Data items
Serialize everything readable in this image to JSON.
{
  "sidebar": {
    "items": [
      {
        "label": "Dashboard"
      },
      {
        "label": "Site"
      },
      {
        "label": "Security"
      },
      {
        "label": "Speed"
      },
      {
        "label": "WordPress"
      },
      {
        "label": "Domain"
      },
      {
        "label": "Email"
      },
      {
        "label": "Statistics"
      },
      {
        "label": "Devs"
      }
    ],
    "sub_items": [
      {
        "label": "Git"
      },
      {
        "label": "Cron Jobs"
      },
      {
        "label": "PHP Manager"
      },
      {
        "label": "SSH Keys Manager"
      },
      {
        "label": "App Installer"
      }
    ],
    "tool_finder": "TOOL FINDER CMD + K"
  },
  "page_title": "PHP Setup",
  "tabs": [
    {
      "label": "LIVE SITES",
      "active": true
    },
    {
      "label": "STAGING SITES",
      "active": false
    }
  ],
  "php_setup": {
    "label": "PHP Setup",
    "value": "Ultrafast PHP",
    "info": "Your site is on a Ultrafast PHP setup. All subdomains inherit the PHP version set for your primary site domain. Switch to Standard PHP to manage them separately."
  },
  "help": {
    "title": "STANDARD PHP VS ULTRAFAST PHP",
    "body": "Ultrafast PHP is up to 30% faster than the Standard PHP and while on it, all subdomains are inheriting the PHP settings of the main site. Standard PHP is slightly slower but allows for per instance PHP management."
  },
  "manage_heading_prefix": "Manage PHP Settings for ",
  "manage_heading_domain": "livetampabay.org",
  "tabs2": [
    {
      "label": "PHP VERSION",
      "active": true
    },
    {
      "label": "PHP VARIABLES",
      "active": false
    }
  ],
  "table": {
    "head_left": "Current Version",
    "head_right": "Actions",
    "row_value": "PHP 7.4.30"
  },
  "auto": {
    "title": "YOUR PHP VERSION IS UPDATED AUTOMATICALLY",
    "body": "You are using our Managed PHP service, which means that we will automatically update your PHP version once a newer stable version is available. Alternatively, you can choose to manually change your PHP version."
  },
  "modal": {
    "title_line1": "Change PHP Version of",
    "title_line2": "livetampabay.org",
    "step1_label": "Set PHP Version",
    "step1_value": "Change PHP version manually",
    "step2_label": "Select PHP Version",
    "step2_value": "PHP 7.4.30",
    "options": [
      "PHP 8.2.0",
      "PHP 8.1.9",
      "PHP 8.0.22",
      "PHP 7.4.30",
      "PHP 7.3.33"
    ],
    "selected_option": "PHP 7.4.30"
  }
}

What you have to do
Return every line holding the word "subdomains" from the records.

Output of the task
    "info": "Your site is on a Ultrafast PHP setup. All subdomains inherit the PHP version set for your primary site domain. Switch to Standard PHP to manage them separately."
    "body": "Ultrafast PHP is up to 30% faster than the Standard PHP and while on it, all subdomains are inheriting the PHP settings of the main site. Standard PHP is slightly slower but allows for per instance PHP management."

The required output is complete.